↓↓↓

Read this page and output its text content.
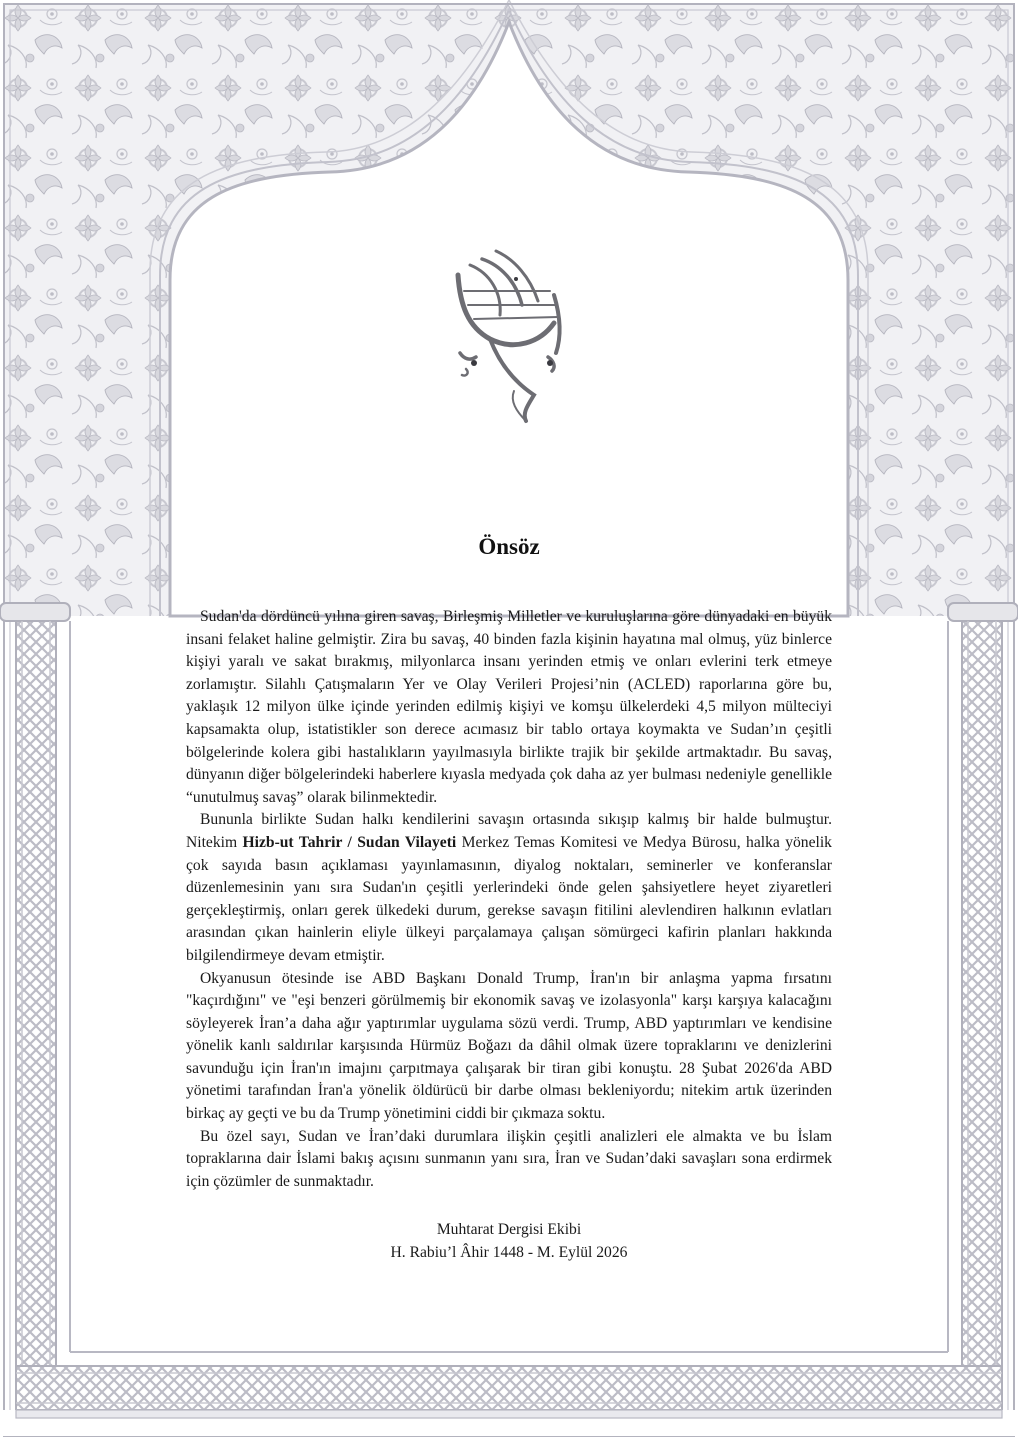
Önsöz

Sudan'da dördüncü yılına giren savaş, Birleşmiş Milletler ve kuruluşlarına göre dünyadaki en büyük insani felaket haline gelmiştir. Zira bu savaş, 40 binden fazla kişinin hayatına mal olmuş, yüz binlerce kişiyi yaralı ve sakat bırakmış, milyonlarca insanı yerinden etmiş ve onları evlerini terk etmeye zorlamıştır. Silahlı Çatışmaların Yer ve Olay Verileri Projesi’nin (ACLED) raporlarına göre bu, yaklaşık 12 milyon ülke içinde yerinden edilmiş kişiyi ve komşu ülkelerdeki 4,5 milyon mülteciyi kapsamakta olup, istatistikler son derece acımasız bir tablo ortaya koymakta ve Sudan’ın çeşitli bölgelerinde kolera gibi hastalıkların yayılmasıyla birlikte trajik bir şekilde artmaktadır. Bu savaş, dünyanın diğer bölgelerindeki haberlere kıyasla medyada çok daha az yer bulması nedeniyle genellikle “unutulmuş savaş” olarak bilinmektedir.

Bununla birlikte Sudan halkı kendilerini savaşın ortasında sıkışıp kalmış bir halde bulmuştur. Nitekim Hizb-ut Tahrir / Sudan Vilayeti Merkez Temas Komitesi ve Medya Bürosu, halka yönelik çok sayıda basın açıklaması yayınlamasının, diyalog noktaları, seminerler ve konferanslar düzenlemesinin yanı sıra Sudan'ın çeşitli yerlerindeki önde gelen şahsiyetlere heyet ziyaretleri gerçekleştirmiş, onları gerek ülkedeki durum, gerekse savaşın fitilini alevlendiren halkının evlatları arasından çıkan hainlerin eliyle ülkeyi parçalamaya çalışan sömürgeci kafirin planları hakkında bilgilendirmeye devam etmiştir.

Okyanusun ötesinde ise ABD Başkanı Donald Trump, İran'ın bir anlaşma yapma fırsatını "kaçırdığını" ve "eşi benzeri görülmemiş bir ekonomik savaş ve izolasyonla" karşı karşıya kalacağını söyleyerek İran’a daha ağır yaptırımlar uygulama sözü verdi. Trump, ABD yaptırımları ve kendisine yönelik kanlı saldırılar karşısında Hürmüz Boğazı da dâhil olmak üzere topraklarını ve denizlerini savunduğu için İran'ın imajını çarpıtmaya çalışarak bir tiran gibi konuştu. 28 Şubat 2026'da ABD yönetimi tarafından İran'a yönelik öldürücü bir darbe olması bekleniyordu; nitekim artık üzerinden birkaç ay geçti ve bu da Trump yönetimini ciddi bir çıkmaza soktu.

Bu özel sayı, Sudan ve İran’daki durumlara ilişkin çeşitli analizleri ele almakta ve bu İslam topraklarına dair İslami bakış açısını sunmanın yanı sıra, İran ve Sudan’daki savaşları sona erdirmek için çözümler de sunmaktadır.

Muhtarat Dergisi Ekibi
H. Rabiu’l Âhir 1448 - M. Eylül 2026
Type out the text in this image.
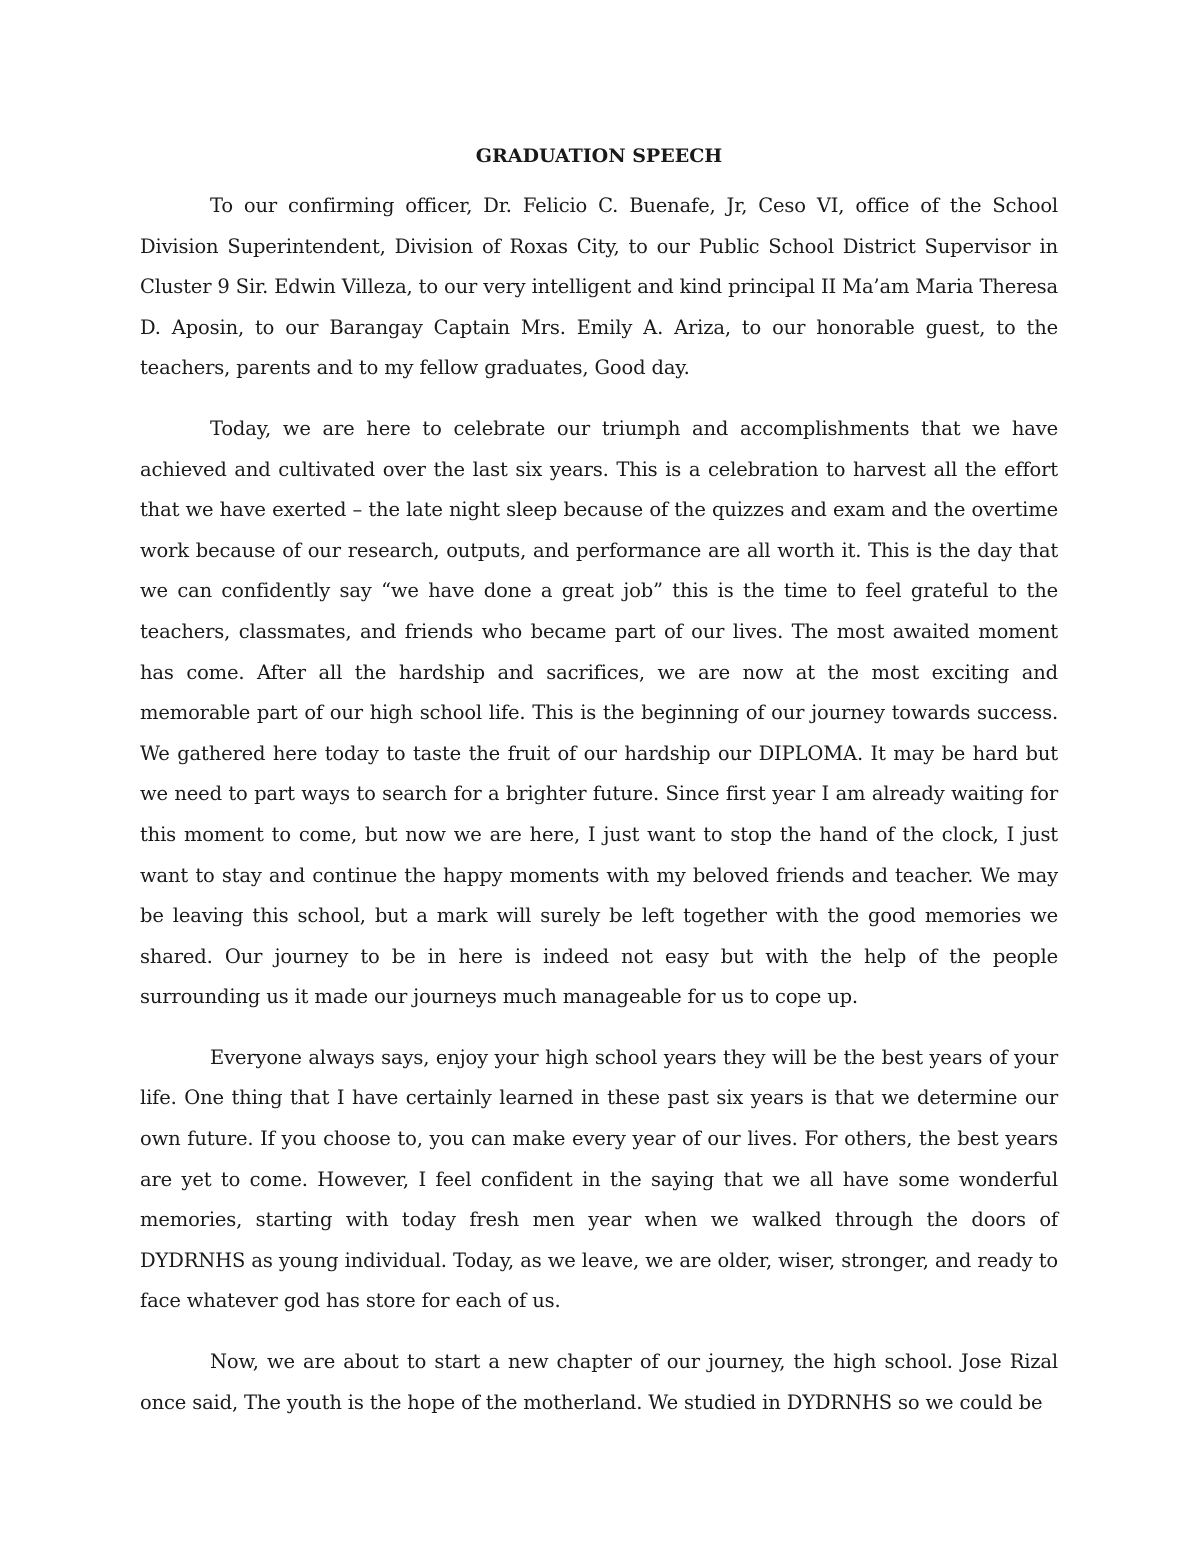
GRADUATION SPEECH

To our confirming officer, Dr. Felicio C. Buenafe, Jr, Ceso VI, office of the School Division Superintendent, Division of Roxas City, to our Public School District Supervisor in Cluster 9 Sir. Edwin Villeza, to our very intelligent and kind principal II Ma’am Maria Theresa D. Aposin, to our Barangay Captain Mrs. Emily A. Ariza, to our honorable guest, to the teachers, parents and to my fellow graduates, Good day.

Today, we are here to celebrate our triumph and accomplishments that we have achieved and cultivated over the last six years. This is a celebration to harvest all the effort that we have exerted – the late night sleep because of the quizzes and exam and the overtime work because of our research, outputs, and performance are all worth it. This is the day that we can confidently say “we have done a great job” this is the time to feel grateful to the teachers, classmates, and friends who became part of our lives. The most awaited moment has come. After all the hardship and sacrifices, we are now at the most exciting and memorable part of our high school life. This is the beginning of our journey towards success. We gathered here today to taste the fruit of our hardship our DIPLOMA. It may be hard but we need to part ways to search for a brighter future. Since first year I am already waiting for this moment to come, but now we are here, I just want to stop the hand of the clock, I just want to stay and continue the happy moments with my beloved friends and teacher. We may be leaving this school, but a mark will surely be left together with the good memories we shared. Our journey to be in here is indeed not easy but with the help of the people surrounding us it made our journeys much manageable for us to cope up.

Everyone always says, enjoy your high school years they will be the best years of your life. One thing that I have certainly learned in these past six years is that we determine our own future. If you choose to, you can make every year of our lives. For others, the best years are yet to come. However, I feel confident in the saying that we all have some wonderful memories, starting with today fresh men year when we walked through the doors of DYDRNHS as young individual. Today, as we leave, we are older, wiser, stronger, and ready to face whatever god has store for each of us.

Now, we are about to start a new chapter of our journey, the high school. Jose Rizal once said, The youth is the hope of the motherland. We studied in DYDRNHS so we could be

↑↑↑

→ Task
Leave out the pictures and print each record exactly as it stands.

→ In response
Read this page and output its text content.
Önsöz

Sudan'da dördüncü yılına giren savaş, Birleşmiş Milletler ve kuruluşlarına göre dünyadaki en büyük insani felaket haline gelmiştir. Zira bu savaş, 40 binden fazla kişinin hayatına mal olmuş, yüz binlerce kişiyi yaralı ve sakat bırakmış, milyonlarca insanı yerinden etmiş ve onları evlerini terk etmeye zorlamıştır. Silahlı Çatışmaların Yer ve Olay Verileri Projesi’nin (ACLED) raporlarına göre bu, yaklaşık 12 milyon ülke içinde yerinden edilmiş kişiyi ve komşu ülkelerdeki 4,5 milyon mülteciyi kapsamakta olup, istatistikler son derece acımasız bir tablo ortaya koymakta ve Sudan’ın çeşitli bölgelerinde kolera gibi hastalıkların yayılmasıyla birlikte trajik bir şekilde artmaktadır. Bu savaş, dünyanın diğer bölgelerindeki haberlere kıyasla medyada çok daha az yer bulması nedeniyle genellikle “unutulmuş savaş” olarak bilinmektedir.

Bununla birlikte Sudan halkı kendilerini savaşın ortasında sıkışıp kalmış bir halde bulmuştur. Nitekim Hizb-ut Tahrir / Sudan Vilayeti Merkez Temas Komitesi ve Medya Bürosu, halka yönelik çok sayıda basın açıklaması yayınlamasının, diyalog noktaları, seminerler ve konferanslar düzenlemesinin yanı sıra Sudan'ın çeşitli yerlerindeki önde gelen şahsiyetlere heyet ziyaretleri gerçekleştirmiş, onları gerek ülkedeki durum, gerekse savaşın fitilini alevlendiren halkının evlatları arasından çıkan hainlerin eliyle ülkeyi parçalamaya çalışan sömürgeci kafirin planları hakkında bilgilendirmeye devam etmiştir.

Okyanusun ötesinde ise ABD Başkanı Donald Trump, İran'ın bir anlaşma yapma fırsatını "kaçırdığını" ve "eşi benzeri görülmemiş bir ekonomik savaş ve izolasyonla" karşı karşıya kalacağını söyleyerek İran’a daha ağır yaptırımlar uygulama sözü verdi. Trump, ABD yaptırımları ve kendisine yönelik kanlı saldırılar karşısında Hürmüz Boğazı da dâhil olmak üzere topraklarını ve denizlerini savunduğu için İran'ın imajını çarpıtmaya çalışarak bir tiran gibi konuştu. 28 Şubat 2026'da ABD yönetimi tarafından İran'a yönelik öldürücü bir darbe olması bekleniyordu; nitekim artık üzerinden birkaç ay geçti ve bu da Trump yönetimini ciddi bir çıkmaza soktu.

Bu özel sayı, Sudan ve İran’daki durumlara ilişkin çeşitli analizleri ele almakta ve bu İslam topraklarına dair İslami bakış açısını sunmanın yanı sıra, İran ve Sudan’daki savaşları sona erdirmek için çözümler de sunmaktadır.

Muhtarat Dergisi Ekibi
H. Rabiu’l Âhir 1448 - M. Eylül 2026
Type out the text in this image.
GRADUATION SPEECH

To our confirming officer, Dr. Felicio C. Buenafe, Jr, Ceso VI, office of the School Division Superintendent, Division of Roxas City, to our Public School District Supervisor in Cluster 9 Sir. Edwin Villeza, to our very intelligent and kind principal II Ma’am Maria Theresa D. Aposin, to our Barangay Captain Mrs. Emily A. Ariza, to our honorable guest, to the teachers, parents and to my fellow graduates, Good day.

Today, we are here to celebrate our triumph and accomplishments that we have achieved and cultivated over the last six years. This is a celebration to harvest all the effort that we have exerted – the late night sleep because of the quizzes and exam and the overtime work because of our research, outputs, and performance are all worth it. This is the day that we can confidently say “we have done a great job” this is the time to feel grateful to the teachers, classmates, and friends who became part of our lives. The most awaited moment has come. After all the hardship and sacrifices, we are now at the most exciting and memorable part of our high school life. This is the beginning of our journey towards success. We gathered here today to taste the fruit of our hardship our DIPLOMA. It may be hard but we need to part ways to search for a brighter future. Since first year I am already waiting for this moment to come, but now we are here, I just want to stop the hand of the clock, I just want to stay and continue the happy moments with my beloved friends and teacher. We may be leaving this school, but a mark will surely be left together with the good memories we shared. Our journey to be in here is indeed not easy but with the help of the people surrounding us it made our journeys much manageable for us to cope up.

Everyone always says, enjoy your high school years they will be the best years of your life. One thing that I have certainly learned in these past six years is that we determine our own future. If you choose to, you can make every year of our lives. For others, the best years are yet to come. However, I feel confident in the saying that we all have some wonderful memories, starting with today fresh men year when we walked through the doors of DYDRNHS as young individual. Today, as we leave, we are older, wiser, stronger, and ready to face whatever god has store for each of us.

Now, we are about to start a new chapter of our journey, the high school. Jose Rizal once said, The youth is the hope of the motherland. We studied in DYDRNHS so we could be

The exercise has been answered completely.